═════ Extracted records

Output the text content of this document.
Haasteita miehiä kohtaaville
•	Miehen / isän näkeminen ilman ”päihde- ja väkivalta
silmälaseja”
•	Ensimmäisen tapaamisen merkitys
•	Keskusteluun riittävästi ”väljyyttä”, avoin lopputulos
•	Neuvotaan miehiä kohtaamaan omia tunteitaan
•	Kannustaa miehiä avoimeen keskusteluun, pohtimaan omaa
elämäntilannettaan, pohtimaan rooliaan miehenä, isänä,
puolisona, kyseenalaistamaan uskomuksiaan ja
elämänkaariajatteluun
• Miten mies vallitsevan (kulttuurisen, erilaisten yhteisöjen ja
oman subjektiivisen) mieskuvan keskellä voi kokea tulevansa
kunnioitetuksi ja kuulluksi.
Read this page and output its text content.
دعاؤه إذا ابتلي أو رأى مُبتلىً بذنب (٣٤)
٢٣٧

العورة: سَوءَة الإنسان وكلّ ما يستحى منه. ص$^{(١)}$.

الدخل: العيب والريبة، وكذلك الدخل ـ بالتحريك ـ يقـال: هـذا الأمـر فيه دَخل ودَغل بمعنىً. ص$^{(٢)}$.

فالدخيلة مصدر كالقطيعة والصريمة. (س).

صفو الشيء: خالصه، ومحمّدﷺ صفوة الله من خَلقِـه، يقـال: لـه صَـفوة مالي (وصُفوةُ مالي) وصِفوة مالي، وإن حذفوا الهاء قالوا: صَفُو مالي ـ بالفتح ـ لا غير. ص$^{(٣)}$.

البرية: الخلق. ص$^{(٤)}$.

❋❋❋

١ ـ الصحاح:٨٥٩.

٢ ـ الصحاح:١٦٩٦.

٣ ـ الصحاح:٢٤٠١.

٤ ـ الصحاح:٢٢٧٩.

══════════

Look through the entries above for the word "this". Copy every line where it shows up.

Task response:
Output the text content of this document.
Read this page and output its text content.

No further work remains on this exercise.